+++ Provided data +++
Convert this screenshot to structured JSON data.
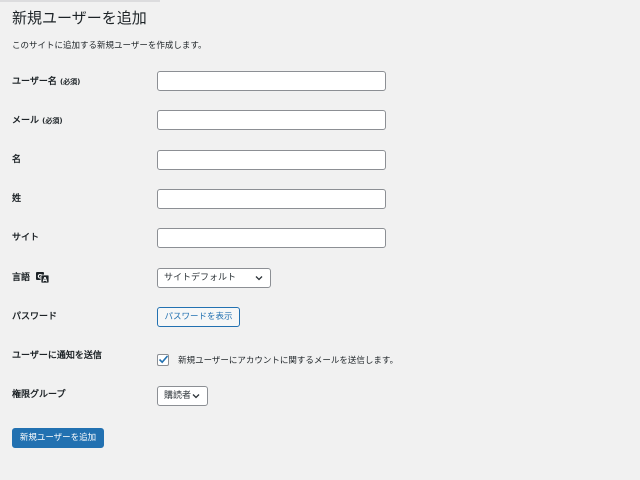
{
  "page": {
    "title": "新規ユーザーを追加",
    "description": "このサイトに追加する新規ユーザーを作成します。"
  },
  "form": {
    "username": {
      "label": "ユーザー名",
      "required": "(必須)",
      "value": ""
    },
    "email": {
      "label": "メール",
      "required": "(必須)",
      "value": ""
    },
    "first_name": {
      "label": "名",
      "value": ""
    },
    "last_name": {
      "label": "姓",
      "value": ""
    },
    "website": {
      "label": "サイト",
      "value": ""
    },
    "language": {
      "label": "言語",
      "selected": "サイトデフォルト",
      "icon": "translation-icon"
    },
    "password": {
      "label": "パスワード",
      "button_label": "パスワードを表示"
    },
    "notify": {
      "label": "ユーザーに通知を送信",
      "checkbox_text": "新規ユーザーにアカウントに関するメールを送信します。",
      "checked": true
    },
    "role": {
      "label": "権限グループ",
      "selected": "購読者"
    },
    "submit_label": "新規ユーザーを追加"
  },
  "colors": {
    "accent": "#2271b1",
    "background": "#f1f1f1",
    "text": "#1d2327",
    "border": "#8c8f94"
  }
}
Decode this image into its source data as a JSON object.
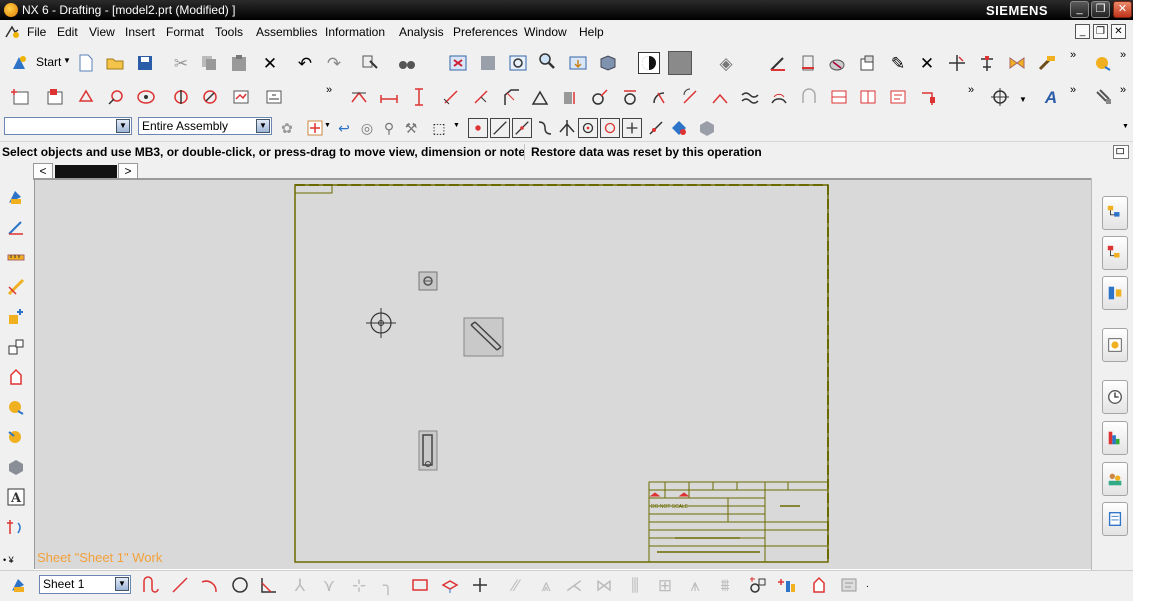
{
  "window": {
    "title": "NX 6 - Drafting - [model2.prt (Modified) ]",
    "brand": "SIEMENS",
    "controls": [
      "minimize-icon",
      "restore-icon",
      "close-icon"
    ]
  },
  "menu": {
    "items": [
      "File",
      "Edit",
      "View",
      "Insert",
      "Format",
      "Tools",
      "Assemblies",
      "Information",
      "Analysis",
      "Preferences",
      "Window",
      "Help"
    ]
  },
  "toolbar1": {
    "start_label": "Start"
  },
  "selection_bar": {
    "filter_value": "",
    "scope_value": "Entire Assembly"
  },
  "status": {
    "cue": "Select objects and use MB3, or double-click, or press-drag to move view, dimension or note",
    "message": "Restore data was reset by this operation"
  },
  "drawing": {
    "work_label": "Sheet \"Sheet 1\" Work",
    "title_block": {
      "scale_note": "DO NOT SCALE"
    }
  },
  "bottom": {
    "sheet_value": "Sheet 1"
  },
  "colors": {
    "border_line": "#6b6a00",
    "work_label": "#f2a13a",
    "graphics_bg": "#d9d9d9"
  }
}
+++
+++ Provided data +++
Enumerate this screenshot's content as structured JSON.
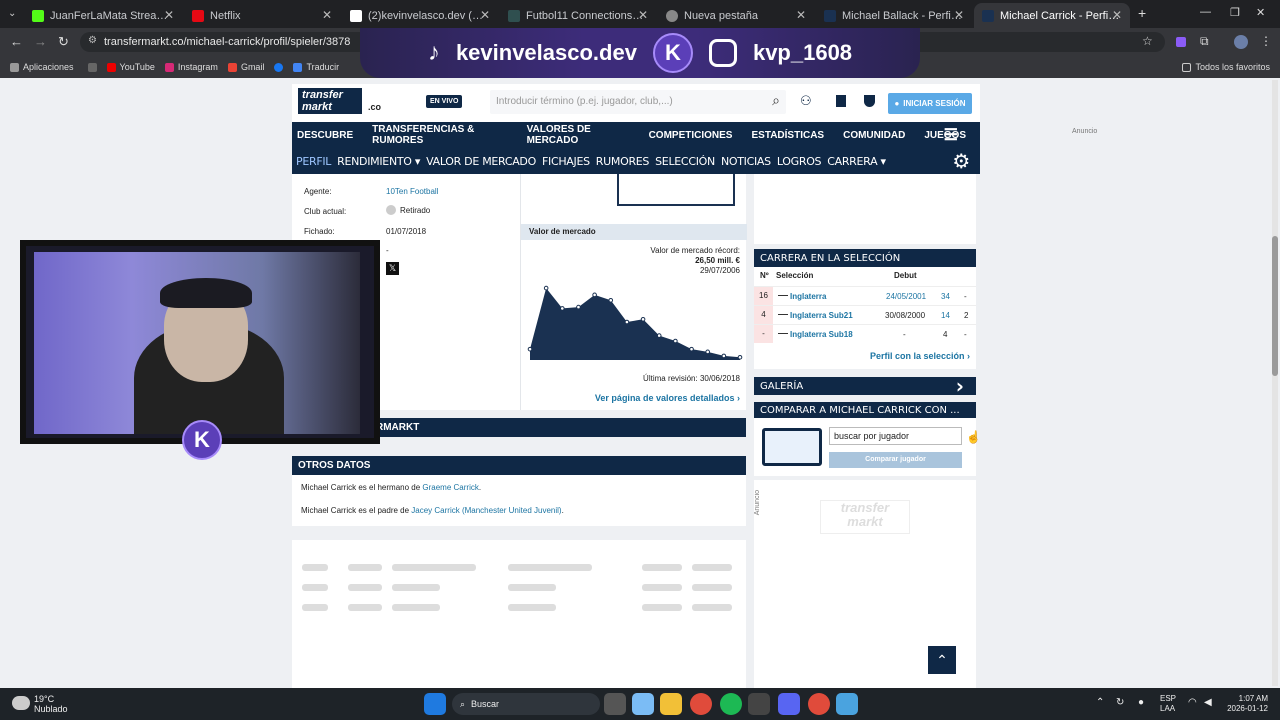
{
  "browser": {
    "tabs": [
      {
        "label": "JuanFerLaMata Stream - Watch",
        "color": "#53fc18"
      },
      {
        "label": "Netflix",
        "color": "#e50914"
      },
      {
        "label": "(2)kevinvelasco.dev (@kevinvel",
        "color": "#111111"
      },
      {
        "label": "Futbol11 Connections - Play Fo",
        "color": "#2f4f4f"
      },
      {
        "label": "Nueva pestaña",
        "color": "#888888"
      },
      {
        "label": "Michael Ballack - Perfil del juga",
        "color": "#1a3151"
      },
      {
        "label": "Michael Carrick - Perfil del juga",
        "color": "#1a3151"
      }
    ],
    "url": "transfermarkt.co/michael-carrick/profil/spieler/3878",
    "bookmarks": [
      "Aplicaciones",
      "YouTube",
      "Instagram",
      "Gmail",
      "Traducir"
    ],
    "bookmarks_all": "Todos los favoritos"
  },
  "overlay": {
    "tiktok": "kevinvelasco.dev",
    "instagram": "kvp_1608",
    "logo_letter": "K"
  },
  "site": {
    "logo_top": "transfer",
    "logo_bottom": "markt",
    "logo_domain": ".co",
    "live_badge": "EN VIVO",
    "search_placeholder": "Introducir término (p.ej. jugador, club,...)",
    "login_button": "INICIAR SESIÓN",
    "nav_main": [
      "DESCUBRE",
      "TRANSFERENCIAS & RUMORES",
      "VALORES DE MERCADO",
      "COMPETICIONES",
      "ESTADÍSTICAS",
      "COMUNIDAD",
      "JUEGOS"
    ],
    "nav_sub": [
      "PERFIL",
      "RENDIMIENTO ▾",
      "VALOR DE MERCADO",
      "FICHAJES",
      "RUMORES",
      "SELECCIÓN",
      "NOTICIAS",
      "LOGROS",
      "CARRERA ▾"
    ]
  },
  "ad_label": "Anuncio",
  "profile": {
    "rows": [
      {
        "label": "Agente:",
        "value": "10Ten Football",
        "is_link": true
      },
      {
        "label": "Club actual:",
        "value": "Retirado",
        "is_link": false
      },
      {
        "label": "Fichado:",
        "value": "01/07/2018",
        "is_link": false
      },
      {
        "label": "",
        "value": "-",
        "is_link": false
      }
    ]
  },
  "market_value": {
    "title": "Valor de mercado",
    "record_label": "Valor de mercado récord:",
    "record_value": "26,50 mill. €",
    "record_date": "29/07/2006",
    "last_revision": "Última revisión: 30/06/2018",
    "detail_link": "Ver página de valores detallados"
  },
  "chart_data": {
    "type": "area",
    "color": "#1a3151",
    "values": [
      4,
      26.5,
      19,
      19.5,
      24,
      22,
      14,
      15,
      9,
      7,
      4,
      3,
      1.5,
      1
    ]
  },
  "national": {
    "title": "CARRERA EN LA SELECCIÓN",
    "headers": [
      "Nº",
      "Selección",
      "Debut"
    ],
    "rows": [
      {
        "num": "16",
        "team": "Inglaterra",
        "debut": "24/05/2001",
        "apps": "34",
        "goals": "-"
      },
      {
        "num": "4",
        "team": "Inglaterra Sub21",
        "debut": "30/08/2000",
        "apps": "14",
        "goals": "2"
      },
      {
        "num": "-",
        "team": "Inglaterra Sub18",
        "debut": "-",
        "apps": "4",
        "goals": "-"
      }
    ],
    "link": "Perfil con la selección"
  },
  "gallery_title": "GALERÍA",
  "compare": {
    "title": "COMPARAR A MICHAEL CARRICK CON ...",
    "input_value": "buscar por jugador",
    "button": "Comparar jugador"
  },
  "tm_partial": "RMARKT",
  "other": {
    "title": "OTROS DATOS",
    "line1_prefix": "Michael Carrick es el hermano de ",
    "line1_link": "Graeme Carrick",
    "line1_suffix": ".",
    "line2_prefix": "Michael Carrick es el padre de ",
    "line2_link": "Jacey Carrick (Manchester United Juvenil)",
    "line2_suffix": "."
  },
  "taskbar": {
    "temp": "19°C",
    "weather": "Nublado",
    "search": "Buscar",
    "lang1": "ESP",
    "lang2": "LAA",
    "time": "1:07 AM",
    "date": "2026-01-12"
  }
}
+++
## Aim
Report only a number: how many lines in the material above contain the string "screenshot".

## Result of this exercise
2